* _Data entries for graphics_
----

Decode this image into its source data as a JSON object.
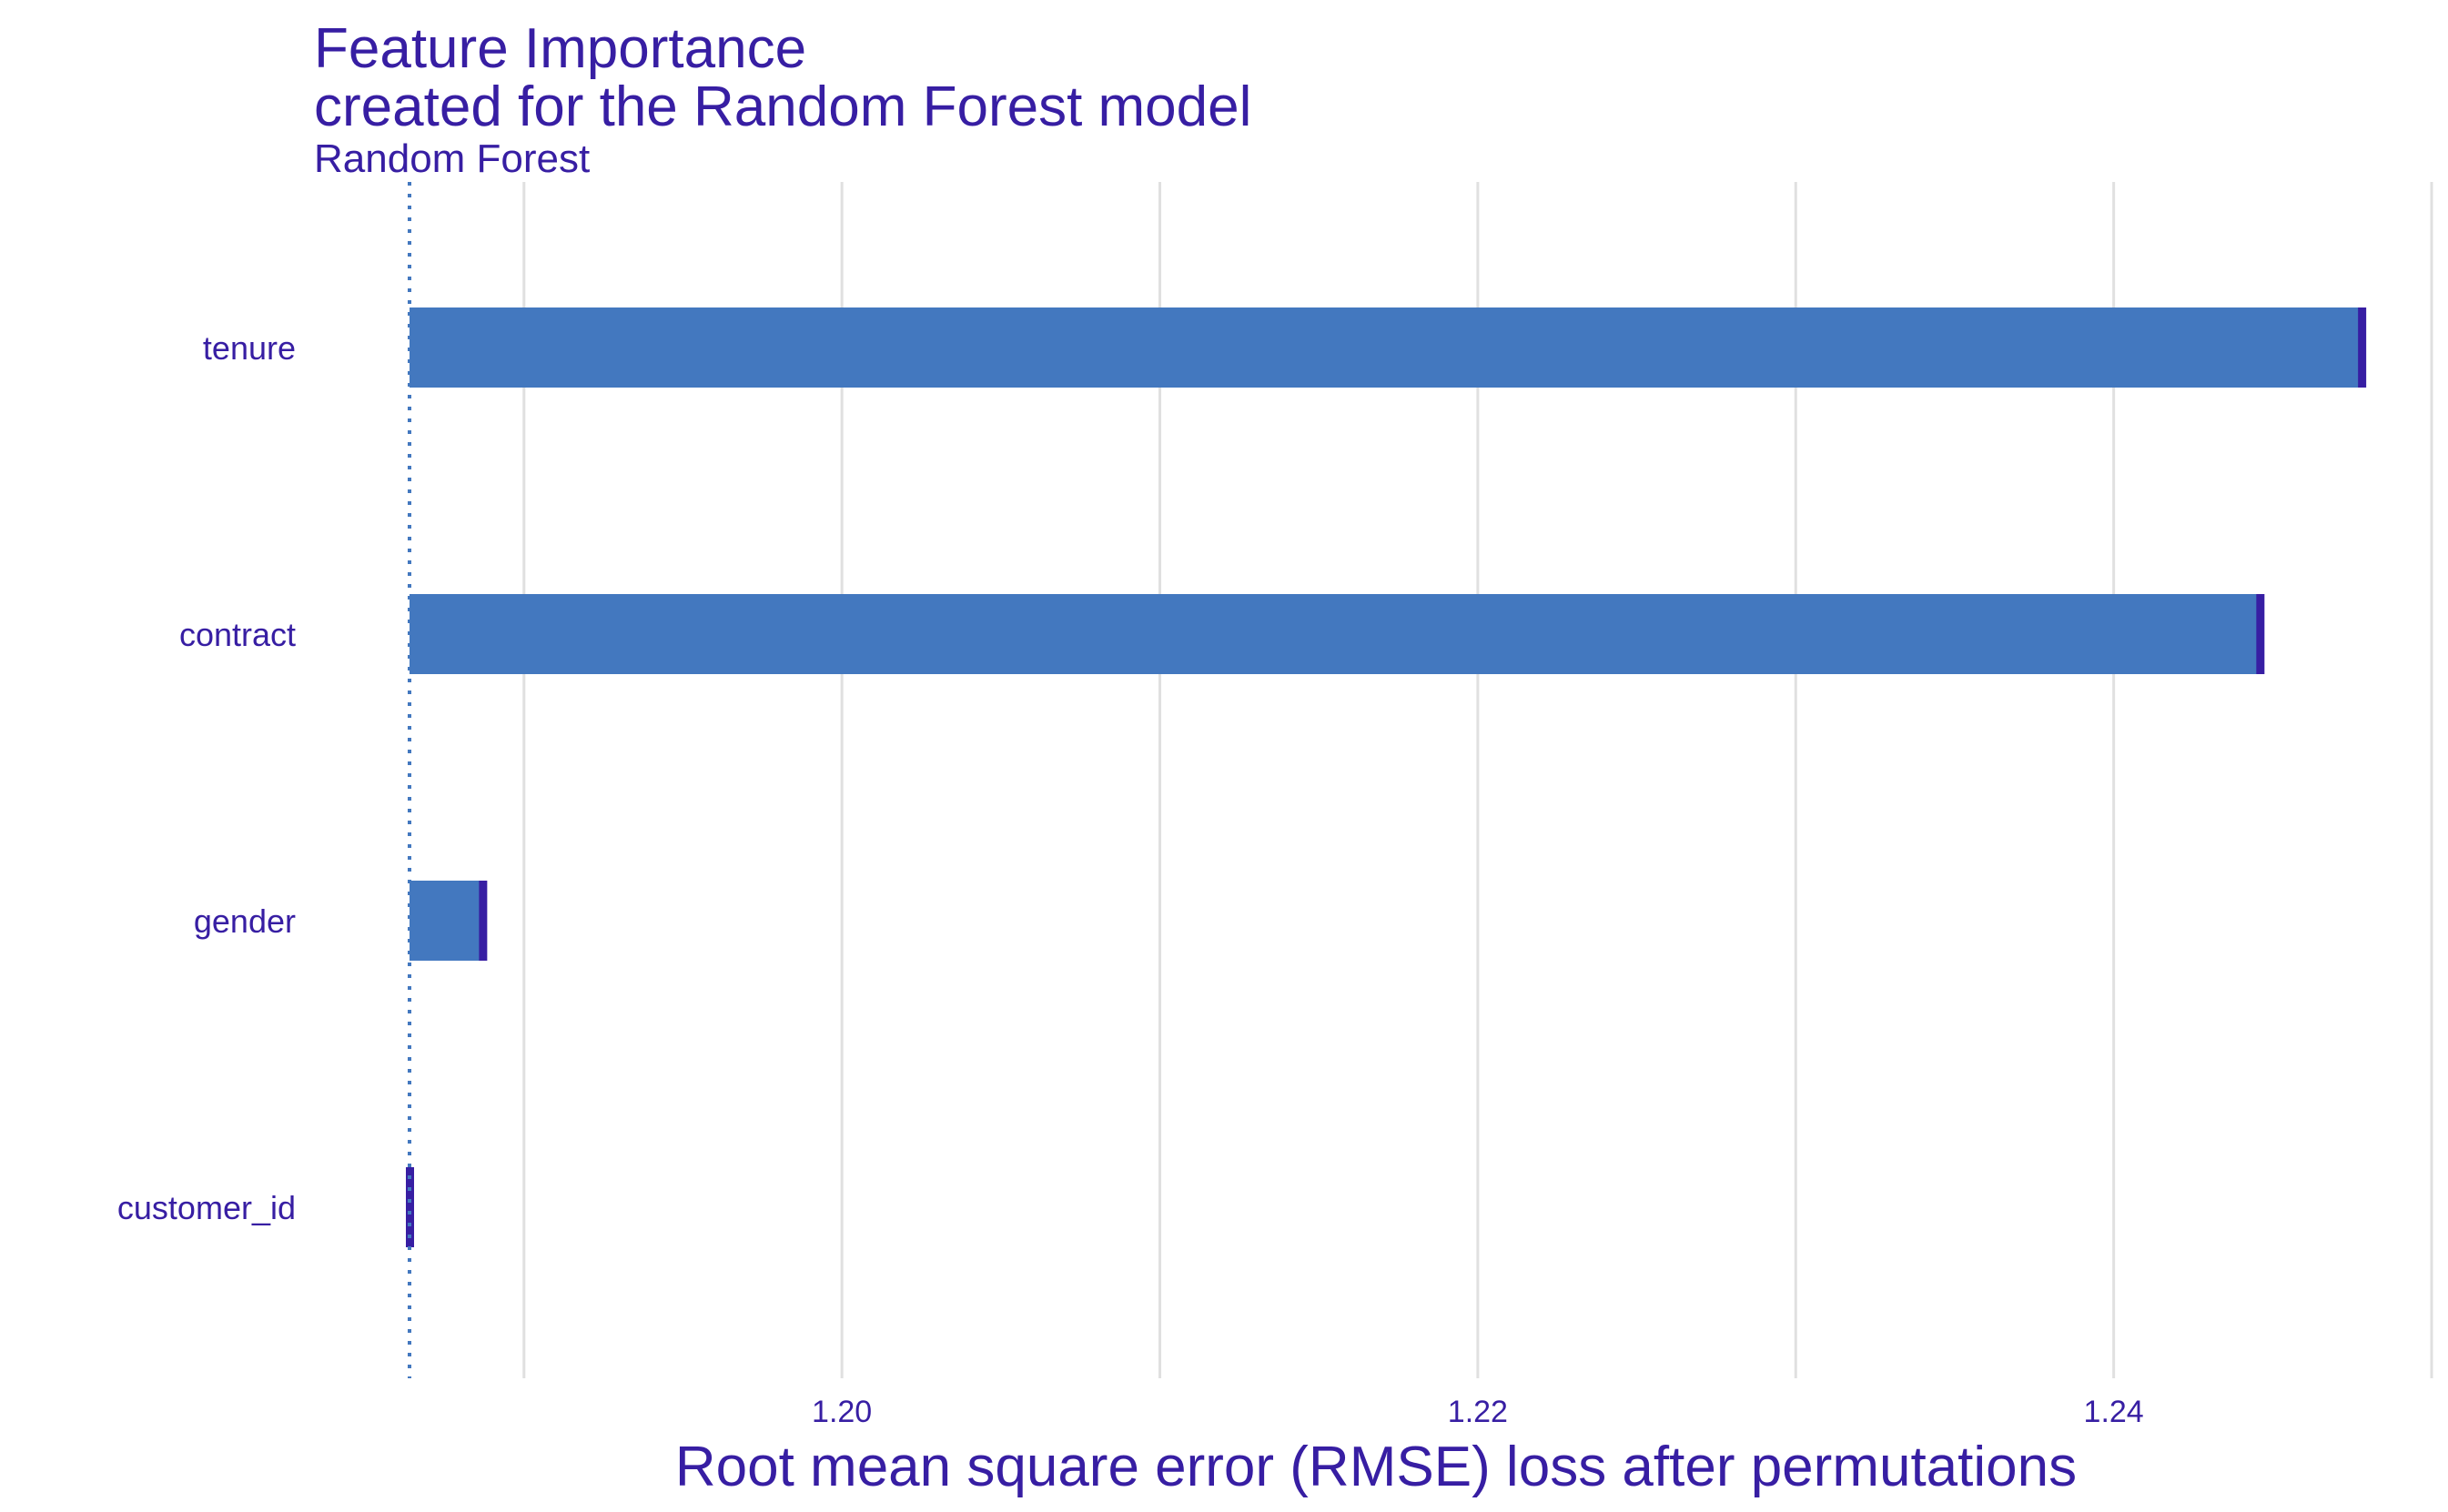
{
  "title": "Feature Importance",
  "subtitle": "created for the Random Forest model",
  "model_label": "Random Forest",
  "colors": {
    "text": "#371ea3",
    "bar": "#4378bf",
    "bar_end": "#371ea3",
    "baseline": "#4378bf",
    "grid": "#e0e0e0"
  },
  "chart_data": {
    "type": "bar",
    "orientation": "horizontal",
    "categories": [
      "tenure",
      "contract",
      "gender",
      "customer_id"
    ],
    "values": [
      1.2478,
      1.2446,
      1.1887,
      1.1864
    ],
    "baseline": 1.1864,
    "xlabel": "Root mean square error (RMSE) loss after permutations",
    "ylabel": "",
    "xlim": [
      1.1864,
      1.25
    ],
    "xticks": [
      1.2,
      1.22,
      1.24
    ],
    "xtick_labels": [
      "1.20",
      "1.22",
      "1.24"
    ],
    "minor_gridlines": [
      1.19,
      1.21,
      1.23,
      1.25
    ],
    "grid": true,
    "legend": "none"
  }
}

----

* _SHORT PROBLEM_
Search the listing for the word "Random". Copy every line in which it occurs.

* _TASK ANSWER_
  "subtitle": "created for the Random Forest model",
  "model_label": "Random Forest",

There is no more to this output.